Task prompt> Pull out each line of the records holding the string "this".

The records>

────────

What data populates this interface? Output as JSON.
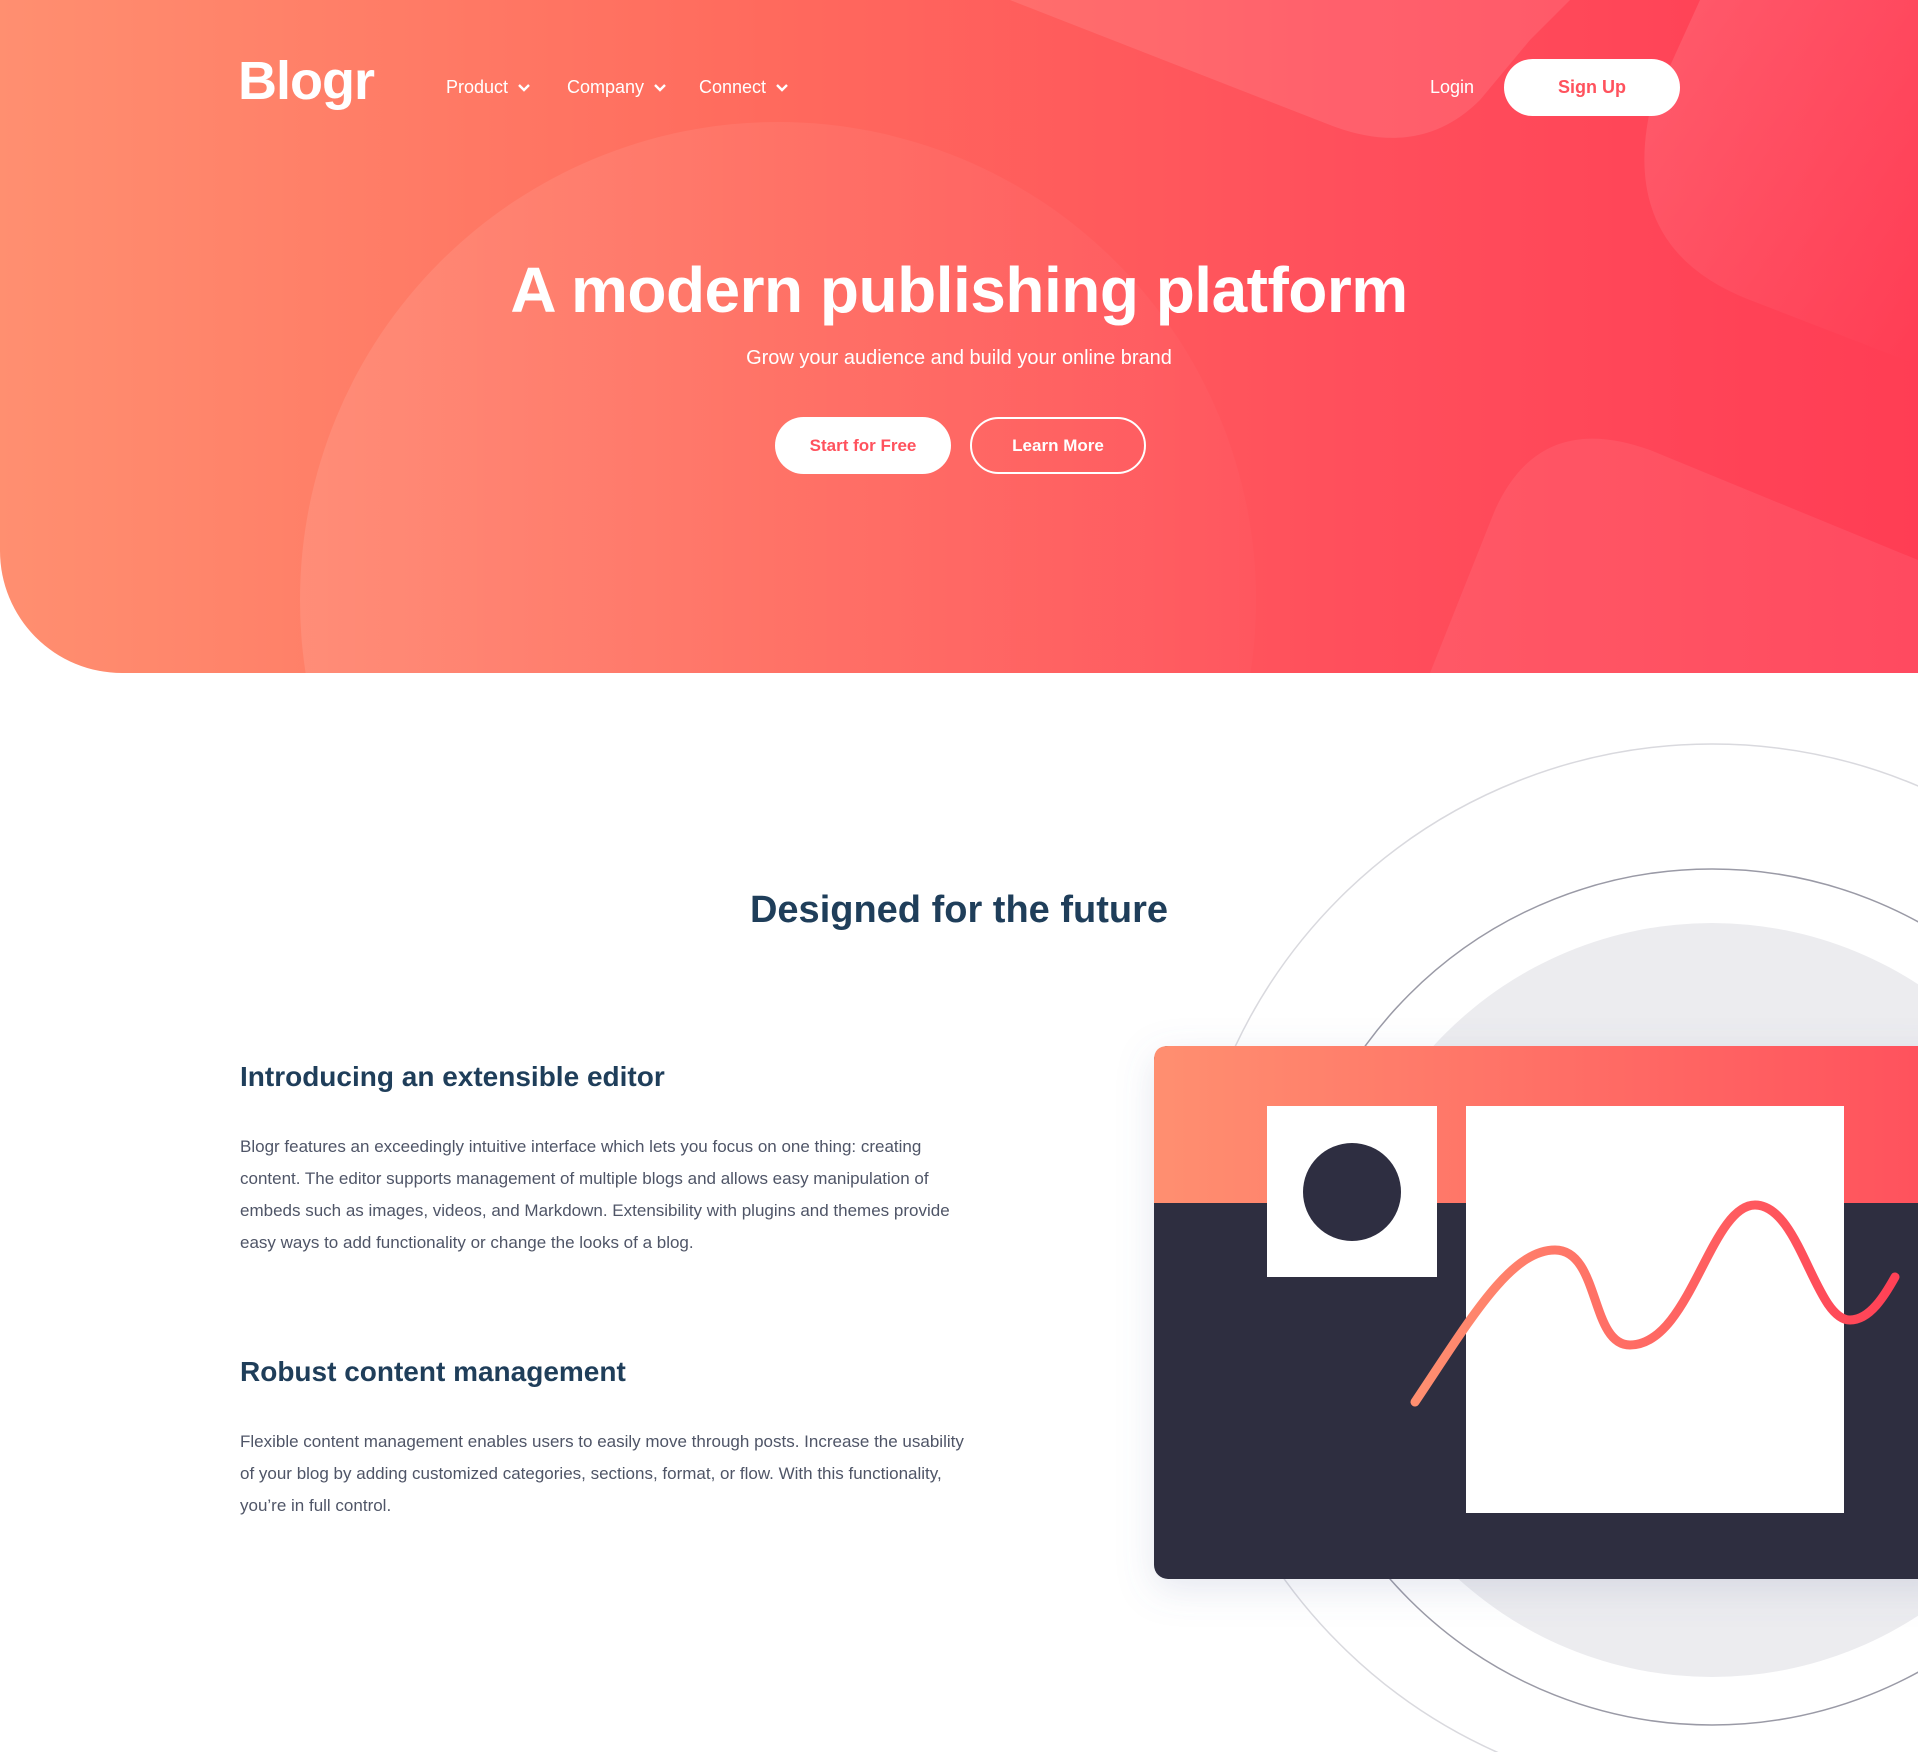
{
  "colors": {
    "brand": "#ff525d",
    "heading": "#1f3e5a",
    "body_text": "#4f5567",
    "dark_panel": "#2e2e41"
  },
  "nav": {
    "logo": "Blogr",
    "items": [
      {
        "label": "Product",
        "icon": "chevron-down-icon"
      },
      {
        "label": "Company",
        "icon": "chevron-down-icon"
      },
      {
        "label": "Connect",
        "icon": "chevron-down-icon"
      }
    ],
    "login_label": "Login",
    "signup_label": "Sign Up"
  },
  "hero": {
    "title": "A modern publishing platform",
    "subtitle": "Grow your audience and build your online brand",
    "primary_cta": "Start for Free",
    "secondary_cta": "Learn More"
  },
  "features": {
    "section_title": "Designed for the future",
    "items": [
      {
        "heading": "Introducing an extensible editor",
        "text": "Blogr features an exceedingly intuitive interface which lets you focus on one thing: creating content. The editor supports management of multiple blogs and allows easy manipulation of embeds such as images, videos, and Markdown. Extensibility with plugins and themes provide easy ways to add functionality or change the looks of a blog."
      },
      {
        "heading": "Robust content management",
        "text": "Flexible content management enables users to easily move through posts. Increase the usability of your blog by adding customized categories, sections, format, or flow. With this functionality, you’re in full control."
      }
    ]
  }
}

────────

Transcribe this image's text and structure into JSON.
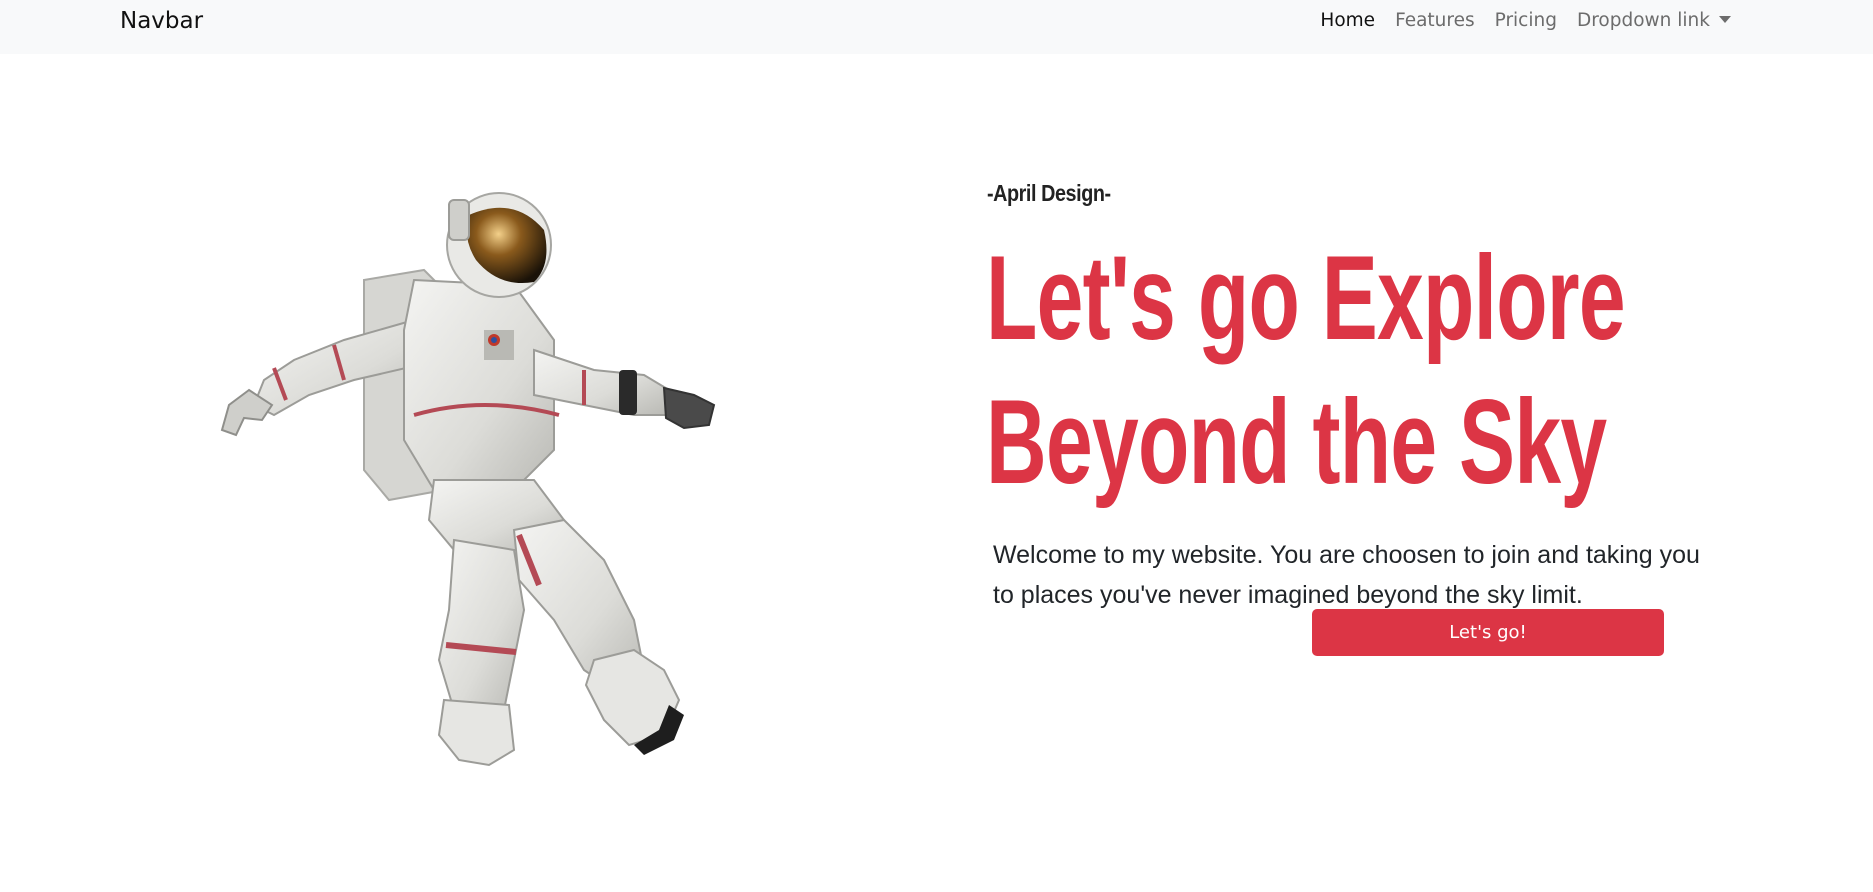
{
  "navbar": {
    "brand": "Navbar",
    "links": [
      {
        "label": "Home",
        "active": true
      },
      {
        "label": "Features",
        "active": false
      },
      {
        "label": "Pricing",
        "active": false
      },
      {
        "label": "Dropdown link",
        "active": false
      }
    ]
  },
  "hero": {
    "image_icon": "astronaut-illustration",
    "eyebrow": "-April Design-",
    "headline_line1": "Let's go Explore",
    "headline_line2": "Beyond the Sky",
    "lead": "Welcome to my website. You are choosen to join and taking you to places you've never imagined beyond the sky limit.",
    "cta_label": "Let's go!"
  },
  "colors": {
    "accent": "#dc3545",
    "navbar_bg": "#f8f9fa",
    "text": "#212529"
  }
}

────────

Answer below>
What data populates this interface? Output as JSON.
        "text": "Flexible content management enables users to easily move through posts. Increase the usability of your blog by adding customized categories, sections, format, or flow. With this functionality, you’re in full control."
Transcribe this image's text and structure into JSON.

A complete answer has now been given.